** begin RECORDS SHOWN **

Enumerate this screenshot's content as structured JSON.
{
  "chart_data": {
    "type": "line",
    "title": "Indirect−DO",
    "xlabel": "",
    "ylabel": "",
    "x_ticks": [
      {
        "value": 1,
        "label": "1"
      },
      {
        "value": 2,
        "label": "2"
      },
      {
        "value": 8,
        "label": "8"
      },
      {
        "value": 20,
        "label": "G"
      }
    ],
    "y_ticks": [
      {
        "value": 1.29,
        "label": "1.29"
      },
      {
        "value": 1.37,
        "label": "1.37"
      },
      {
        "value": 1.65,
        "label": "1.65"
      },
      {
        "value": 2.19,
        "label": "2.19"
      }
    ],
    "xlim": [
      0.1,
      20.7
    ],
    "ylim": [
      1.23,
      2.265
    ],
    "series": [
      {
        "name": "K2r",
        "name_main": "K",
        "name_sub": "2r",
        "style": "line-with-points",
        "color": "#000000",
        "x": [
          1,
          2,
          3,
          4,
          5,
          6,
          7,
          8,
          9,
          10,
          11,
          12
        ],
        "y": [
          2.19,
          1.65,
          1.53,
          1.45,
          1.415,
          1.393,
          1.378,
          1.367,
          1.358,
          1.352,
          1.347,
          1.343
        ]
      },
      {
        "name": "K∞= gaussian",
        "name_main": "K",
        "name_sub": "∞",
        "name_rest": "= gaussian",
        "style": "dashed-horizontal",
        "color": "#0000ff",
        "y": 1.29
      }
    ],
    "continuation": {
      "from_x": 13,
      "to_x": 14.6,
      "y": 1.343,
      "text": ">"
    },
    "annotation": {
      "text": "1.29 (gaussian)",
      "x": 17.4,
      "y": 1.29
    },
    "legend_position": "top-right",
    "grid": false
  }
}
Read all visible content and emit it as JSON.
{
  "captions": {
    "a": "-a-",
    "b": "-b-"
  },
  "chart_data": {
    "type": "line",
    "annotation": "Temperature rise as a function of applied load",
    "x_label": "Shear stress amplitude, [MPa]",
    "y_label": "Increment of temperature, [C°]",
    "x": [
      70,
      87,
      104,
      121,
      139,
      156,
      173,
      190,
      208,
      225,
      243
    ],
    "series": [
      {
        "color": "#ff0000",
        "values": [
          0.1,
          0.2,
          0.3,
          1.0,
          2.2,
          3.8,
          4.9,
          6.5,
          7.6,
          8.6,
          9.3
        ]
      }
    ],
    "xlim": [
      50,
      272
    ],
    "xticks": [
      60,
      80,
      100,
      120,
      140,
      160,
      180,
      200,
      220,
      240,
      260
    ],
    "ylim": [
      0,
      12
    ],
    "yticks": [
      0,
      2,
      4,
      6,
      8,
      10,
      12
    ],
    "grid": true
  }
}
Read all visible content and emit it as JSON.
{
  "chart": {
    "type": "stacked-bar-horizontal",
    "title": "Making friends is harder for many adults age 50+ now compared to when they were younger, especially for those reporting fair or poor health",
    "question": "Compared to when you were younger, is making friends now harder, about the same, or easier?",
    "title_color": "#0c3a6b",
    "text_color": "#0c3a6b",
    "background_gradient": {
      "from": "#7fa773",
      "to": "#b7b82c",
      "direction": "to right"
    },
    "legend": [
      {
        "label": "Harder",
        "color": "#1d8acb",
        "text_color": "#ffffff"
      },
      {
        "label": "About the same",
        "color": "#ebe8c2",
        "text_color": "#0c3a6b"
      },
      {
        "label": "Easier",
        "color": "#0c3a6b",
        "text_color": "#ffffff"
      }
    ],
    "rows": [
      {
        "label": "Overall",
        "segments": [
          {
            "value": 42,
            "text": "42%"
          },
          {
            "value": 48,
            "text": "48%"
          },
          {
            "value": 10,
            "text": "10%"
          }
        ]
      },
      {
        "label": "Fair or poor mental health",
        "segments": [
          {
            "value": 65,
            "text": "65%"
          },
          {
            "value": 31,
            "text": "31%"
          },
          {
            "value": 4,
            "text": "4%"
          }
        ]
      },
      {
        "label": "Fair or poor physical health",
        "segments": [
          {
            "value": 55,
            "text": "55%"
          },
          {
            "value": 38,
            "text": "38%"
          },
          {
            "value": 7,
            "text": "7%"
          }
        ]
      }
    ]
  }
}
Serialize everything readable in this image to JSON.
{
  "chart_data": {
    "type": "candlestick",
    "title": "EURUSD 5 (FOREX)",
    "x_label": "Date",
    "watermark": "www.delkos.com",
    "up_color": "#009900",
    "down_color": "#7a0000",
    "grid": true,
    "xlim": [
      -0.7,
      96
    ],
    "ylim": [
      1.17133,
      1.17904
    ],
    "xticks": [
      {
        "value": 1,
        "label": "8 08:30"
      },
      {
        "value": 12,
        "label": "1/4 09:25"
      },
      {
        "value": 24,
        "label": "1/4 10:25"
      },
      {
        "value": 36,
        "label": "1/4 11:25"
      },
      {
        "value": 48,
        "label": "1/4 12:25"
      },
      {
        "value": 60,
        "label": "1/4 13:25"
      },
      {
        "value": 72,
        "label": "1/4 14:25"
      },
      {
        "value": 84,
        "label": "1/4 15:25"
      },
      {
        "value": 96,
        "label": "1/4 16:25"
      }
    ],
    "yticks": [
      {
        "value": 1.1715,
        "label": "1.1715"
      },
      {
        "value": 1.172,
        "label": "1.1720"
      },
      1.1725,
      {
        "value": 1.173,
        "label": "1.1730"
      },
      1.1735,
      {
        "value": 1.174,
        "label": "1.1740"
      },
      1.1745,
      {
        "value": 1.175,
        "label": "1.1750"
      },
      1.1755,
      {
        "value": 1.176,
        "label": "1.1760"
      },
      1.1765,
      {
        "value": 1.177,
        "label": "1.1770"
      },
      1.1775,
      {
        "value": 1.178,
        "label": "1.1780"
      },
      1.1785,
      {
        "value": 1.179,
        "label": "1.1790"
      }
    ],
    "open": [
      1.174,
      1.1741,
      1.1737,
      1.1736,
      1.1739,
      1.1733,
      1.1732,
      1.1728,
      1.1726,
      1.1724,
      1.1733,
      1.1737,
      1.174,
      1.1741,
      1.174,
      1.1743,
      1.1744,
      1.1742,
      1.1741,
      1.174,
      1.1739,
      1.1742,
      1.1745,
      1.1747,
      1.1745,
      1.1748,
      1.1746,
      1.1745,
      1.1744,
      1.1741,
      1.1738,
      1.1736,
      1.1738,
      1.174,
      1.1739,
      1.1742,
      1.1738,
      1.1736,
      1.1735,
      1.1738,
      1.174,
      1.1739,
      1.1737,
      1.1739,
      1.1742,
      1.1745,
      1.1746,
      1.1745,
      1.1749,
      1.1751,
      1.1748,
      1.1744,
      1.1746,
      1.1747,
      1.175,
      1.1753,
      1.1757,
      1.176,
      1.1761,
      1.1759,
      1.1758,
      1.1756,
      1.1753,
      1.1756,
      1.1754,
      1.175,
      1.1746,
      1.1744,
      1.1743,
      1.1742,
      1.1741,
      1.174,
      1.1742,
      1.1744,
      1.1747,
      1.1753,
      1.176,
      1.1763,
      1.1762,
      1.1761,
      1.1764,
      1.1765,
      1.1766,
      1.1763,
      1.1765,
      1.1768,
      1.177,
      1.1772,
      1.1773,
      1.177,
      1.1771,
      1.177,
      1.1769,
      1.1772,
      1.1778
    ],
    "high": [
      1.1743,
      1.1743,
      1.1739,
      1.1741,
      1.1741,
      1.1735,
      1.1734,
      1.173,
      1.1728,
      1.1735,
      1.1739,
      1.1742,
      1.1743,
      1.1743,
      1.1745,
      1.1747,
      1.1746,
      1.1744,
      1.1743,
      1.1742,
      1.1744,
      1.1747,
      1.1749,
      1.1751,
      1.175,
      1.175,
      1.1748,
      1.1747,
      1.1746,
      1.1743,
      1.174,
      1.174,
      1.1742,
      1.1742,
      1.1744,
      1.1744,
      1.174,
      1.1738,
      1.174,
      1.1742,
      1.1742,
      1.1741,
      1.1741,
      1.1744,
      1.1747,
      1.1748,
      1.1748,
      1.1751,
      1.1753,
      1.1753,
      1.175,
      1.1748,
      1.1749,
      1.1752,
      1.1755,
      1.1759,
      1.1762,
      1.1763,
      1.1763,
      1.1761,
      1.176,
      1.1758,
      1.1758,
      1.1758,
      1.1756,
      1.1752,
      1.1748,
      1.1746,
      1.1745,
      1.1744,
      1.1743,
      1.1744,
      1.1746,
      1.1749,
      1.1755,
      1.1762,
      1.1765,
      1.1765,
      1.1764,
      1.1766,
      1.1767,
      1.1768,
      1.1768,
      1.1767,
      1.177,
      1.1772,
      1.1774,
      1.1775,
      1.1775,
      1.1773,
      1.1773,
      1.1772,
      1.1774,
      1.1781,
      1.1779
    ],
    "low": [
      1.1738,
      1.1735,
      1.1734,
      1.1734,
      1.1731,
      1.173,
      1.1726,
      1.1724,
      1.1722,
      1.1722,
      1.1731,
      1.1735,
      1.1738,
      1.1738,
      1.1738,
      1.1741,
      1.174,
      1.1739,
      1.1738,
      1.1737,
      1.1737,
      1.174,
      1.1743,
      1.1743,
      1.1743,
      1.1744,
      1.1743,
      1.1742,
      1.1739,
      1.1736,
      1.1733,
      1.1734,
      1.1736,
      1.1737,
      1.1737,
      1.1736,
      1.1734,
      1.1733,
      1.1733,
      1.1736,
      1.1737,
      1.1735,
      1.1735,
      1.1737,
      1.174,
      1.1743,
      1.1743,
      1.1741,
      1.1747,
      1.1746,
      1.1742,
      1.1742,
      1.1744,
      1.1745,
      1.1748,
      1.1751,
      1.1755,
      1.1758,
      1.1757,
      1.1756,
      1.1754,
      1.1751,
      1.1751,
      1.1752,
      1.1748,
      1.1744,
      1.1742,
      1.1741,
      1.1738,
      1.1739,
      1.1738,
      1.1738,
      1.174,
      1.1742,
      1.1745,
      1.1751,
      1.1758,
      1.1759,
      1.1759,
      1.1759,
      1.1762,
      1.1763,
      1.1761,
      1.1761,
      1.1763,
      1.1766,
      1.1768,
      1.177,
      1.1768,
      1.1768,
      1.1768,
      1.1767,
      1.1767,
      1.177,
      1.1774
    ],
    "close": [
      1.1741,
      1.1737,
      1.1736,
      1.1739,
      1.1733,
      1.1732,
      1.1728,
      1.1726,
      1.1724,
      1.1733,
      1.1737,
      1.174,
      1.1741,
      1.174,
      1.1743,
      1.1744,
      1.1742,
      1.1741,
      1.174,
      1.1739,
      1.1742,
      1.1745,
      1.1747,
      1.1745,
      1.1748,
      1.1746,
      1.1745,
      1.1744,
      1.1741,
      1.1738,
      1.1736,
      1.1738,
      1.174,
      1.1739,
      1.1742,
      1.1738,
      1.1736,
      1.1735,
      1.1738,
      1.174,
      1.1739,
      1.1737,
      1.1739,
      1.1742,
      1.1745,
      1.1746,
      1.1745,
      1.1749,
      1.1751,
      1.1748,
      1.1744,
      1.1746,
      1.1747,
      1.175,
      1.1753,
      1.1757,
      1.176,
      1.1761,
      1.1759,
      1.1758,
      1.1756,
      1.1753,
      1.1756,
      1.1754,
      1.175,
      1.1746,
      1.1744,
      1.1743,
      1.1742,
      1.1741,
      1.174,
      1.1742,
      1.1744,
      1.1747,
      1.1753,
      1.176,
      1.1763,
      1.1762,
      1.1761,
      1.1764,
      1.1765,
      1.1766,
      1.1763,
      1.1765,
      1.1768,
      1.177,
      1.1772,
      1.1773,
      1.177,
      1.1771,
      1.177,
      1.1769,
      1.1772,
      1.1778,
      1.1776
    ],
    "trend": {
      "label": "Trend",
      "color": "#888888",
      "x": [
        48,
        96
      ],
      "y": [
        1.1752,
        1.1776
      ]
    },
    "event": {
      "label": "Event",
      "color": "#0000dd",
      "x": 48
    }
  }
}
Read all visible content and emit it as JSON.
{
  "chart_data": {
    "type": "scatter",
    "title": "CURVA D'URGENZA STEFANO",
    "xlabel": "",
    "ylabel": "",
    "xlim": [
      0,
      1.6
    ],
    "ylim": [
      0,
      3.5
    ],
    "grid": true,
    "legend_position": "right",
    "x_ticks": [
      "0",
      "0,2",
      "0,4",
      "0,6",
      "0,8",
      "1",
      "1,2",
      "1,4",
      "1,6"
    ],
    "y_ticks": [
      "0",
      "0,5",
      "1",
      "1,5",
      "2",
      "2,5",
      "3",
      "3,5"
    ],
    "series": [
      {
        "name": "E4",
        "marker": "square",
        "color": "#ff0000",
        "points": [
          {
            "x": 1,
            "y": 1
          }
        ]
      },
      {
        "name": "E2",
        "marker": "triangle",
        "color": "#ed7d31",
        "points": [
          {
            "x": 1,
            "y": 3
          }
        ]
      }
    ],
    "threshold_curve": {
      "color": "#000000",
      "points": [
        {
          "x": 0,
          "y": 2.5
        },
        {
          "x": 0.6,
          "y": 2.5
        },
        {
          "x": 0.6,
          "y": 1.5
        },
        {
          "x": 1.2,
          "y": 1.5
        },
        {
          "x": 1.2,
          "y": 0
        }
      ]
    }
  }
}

** end RECORDS SHOWN **

Search the records for the word "grid" and copy every line where it occurs.

    "grid": false
    "grid": true
    "grid": true,
    "grid": true,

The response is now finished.